Stored records
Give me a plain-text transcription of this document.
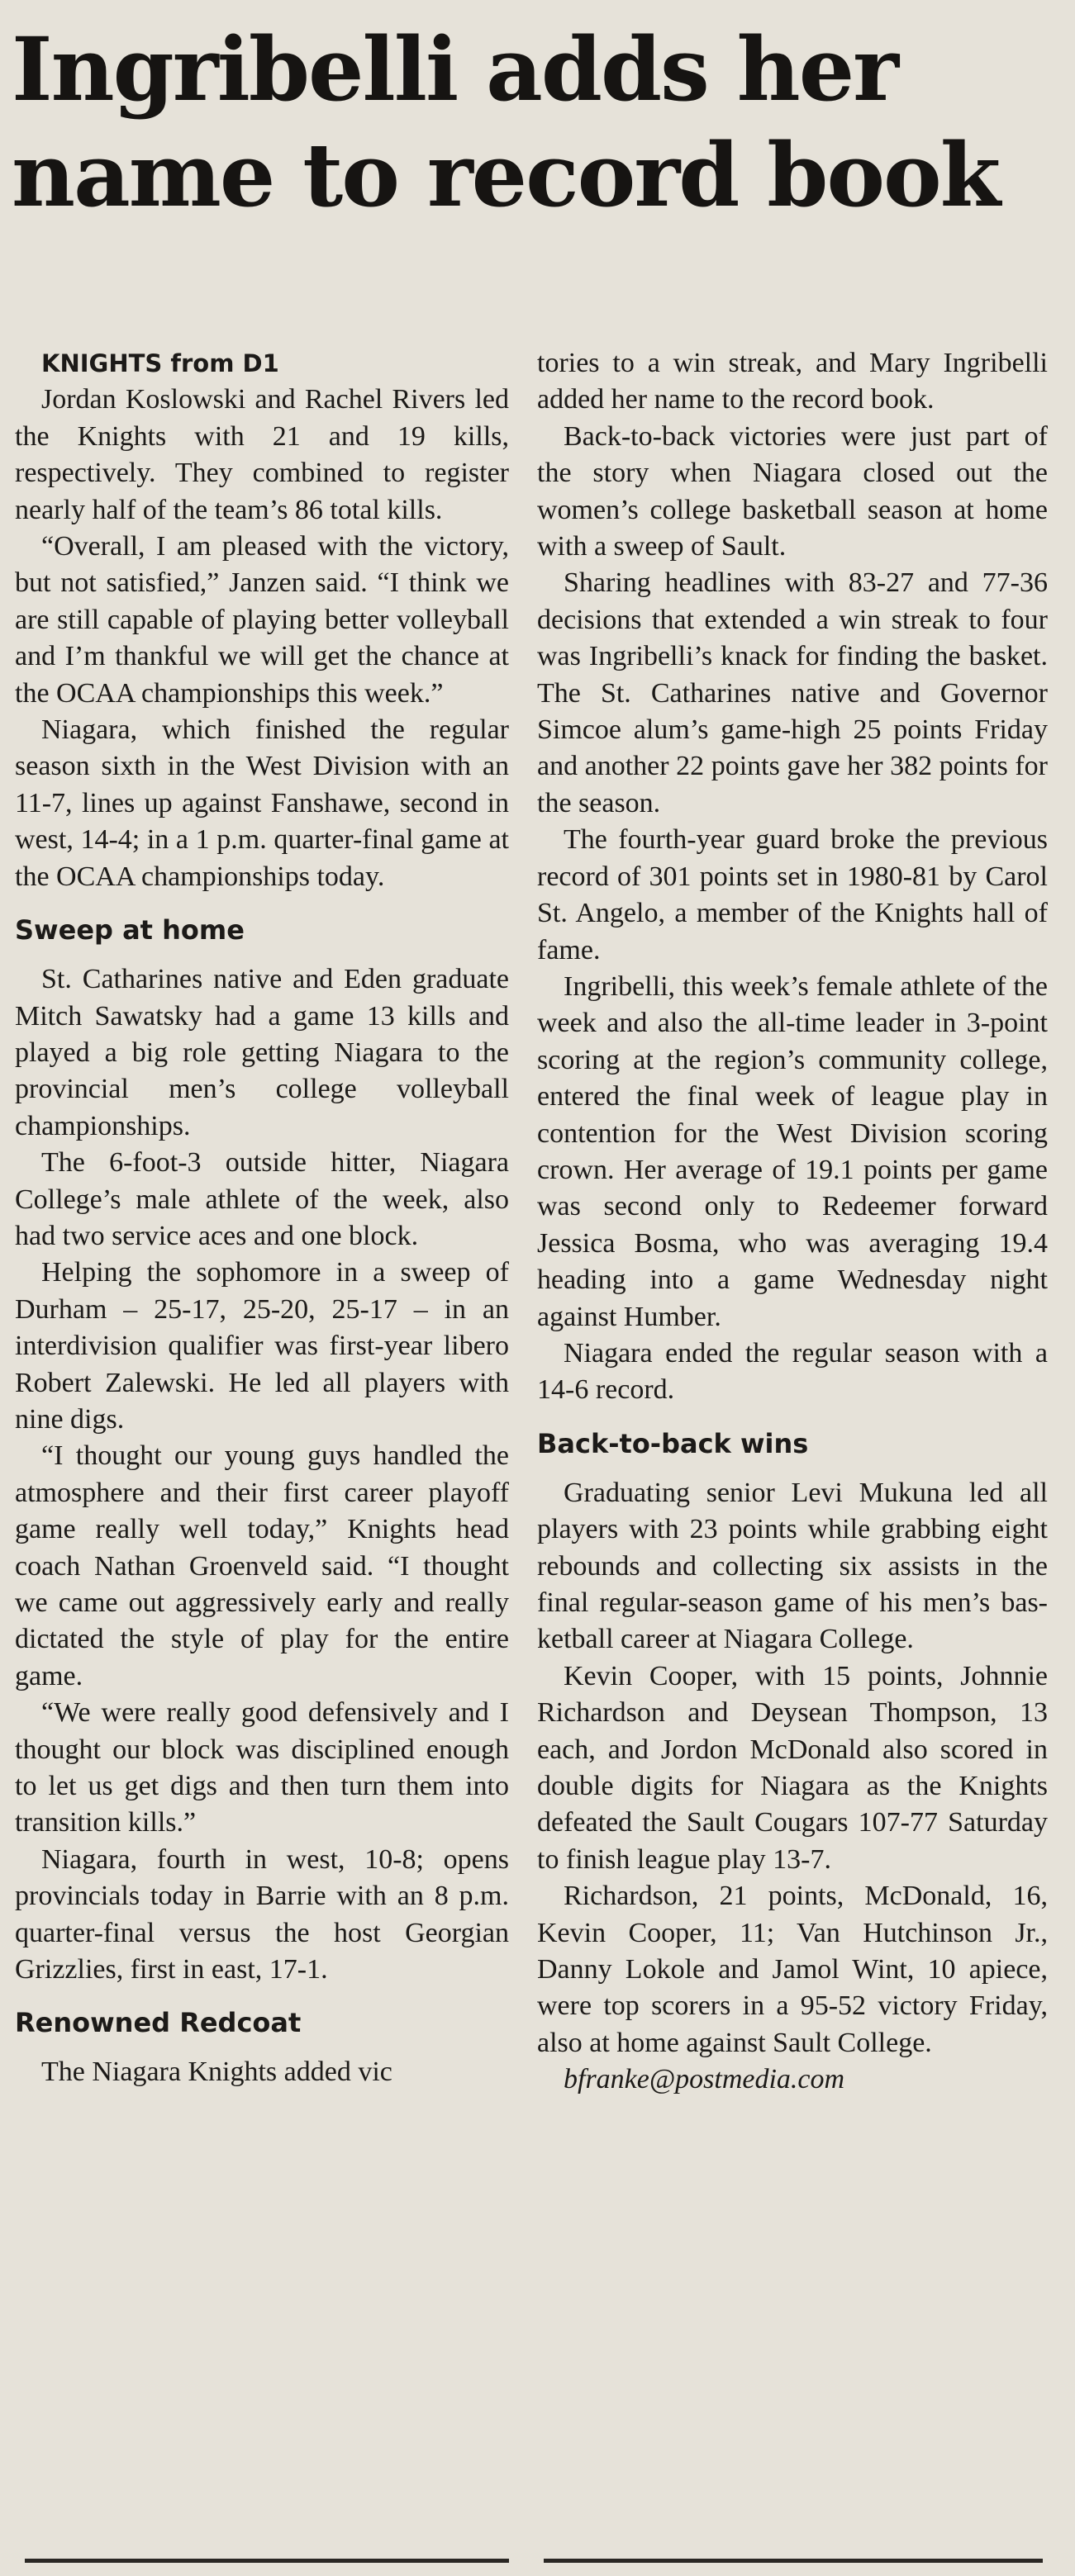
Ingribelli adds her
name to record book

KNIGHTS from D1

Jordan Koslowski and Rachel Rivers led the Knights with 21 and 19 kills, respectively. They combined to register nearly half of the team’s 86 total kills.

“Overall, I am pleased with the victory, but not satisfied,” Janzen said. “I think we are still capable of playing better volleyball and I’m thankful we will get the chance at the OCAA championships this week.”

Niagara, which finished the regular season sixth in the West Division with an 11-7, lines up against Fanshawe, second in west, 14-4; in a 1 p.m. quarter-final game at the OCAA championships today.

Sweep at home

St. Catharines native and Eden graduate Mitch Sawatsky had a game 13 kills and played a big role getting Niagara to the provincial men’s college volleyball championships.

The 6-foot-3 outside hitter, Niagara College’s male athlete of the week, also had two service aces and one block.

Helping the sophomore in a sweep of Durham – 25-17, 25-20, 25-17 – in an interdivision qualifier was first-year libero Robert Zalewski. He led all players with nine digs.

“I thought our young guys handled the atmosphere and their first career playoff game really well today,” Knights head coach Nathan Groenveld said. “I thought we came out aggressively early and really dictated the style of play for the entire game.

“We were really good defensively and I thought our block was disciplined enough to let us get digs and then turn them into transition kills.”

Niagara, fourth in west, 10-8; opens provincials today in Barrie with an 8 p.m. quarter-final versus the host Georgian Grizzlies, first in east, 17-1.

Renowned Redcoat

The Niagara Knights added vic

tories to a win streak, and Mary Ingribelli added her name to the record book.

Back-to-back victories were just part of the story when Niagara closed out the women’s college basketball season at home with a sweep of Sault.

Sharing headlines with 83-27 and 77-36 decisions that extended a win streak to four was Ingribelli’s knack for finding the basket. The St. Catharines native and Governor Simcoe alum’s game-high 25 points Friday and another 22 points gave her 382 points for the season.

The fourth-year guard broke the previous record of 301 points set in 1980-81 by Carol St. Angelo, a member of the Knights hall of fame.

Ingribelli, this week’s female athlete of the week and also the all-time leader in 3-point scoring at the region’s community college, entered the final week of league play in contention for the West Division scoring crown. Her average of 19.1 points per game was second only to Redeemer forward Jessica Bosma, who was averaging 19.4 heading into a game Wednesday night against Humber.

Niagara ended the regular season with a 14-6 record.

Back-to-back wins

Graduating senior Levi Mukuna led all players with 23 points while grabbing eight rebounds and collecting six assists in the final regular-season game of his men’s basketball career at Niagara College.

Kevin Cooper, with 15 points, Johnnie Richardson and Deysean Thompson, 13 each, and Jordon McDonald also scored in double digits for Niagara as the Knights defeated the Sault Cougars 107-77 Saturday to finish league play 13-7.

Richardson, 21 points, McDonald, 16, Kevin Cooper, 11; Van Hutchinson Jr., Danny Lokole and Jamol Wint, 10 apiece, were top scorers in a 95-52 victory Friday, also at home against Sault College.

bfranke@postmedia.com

---

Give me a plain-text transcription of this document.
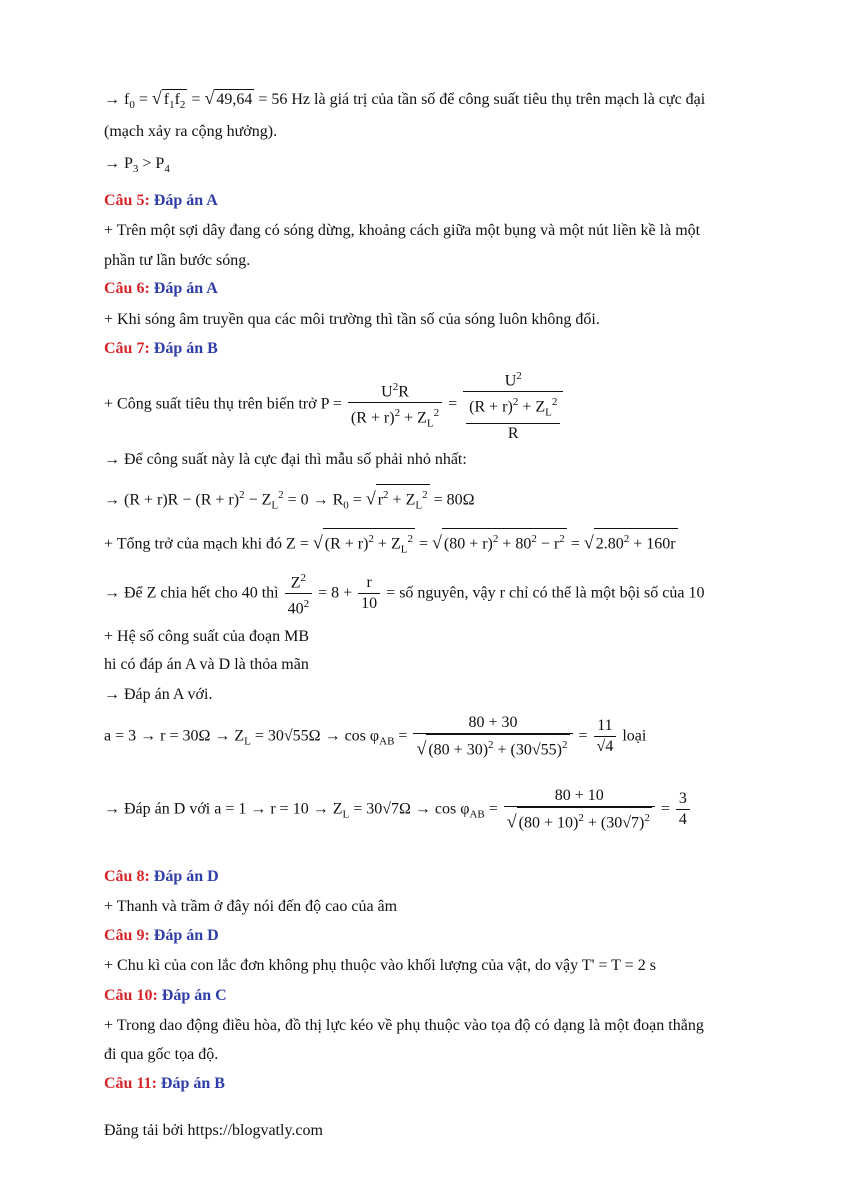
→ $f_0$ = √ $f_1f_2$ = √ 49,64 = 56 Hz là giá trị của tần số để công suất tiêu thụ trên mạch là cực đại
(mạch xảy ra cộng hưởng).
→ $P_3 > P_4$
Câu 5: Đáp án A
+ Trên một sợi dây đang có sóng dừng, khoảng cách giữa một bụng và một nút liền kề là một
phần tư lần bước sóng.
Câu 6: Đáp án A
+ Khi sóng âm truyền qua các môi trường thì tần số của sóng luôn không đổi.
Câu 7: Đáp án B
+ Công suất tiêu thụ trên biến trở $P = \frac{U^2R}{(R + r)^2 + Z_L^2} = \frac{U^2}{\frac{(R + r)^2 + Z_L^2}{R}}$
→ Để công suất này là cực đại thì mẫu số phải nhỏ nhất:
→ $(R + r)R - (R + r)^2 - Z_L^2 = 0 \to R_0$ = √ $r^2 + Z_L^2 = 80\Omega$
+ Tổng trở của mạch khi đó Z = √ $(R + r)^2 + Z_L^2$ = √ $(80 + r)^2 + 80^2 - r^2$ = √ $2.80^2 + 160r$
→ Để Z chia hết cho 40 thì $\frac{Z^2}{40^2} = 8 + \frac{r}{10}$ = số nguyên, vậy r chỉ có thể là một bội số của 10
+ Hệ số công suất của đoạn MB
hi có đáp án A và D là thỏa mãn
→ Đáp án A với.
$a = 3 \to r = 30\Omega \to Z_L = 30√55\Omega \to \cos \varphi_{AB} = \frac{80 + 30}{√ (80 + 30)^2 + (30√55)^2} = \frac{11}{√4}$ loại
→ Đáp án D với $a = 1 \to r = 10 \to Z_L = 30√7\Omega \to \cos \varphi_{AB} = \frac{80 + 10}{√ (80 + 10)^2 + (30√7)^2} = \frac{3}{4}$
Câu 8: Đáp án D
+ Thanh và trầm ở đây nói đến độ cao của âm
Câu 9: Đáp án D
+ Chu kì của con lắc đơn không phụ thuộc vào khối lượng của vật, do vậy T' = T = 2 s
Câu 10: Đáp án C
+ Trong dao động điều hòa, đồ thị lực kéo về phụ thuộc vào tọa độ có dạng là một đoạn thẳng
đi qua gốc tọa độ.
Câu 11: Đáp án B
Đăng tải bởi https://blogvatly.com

_WHAT TO PRODUCE:_ Pull out every line holding "league" from the records above, and copy it.

_OUTPUT OF THE TASK:_
Ingribelli, this week’s female athlete of the week and also the all-time leader in 3-point scoring at the region’s community college, entered the final week of league play in contention for the West Division scoring crown. Her average of 19.1 points per game was second only to Redeemer forward Jessica Bosma, who was averaging 19.4 heading into a game Wednesday night against Humber.
Kevin Cooper, with 15 points, Johnnie Richardson and Deysean Thompson, 13 each, and Jordon McDonald also scored in double digits for Niagara as the Knights defeated the Sault Cougars 107-77 Saturday to finish league play 13-7.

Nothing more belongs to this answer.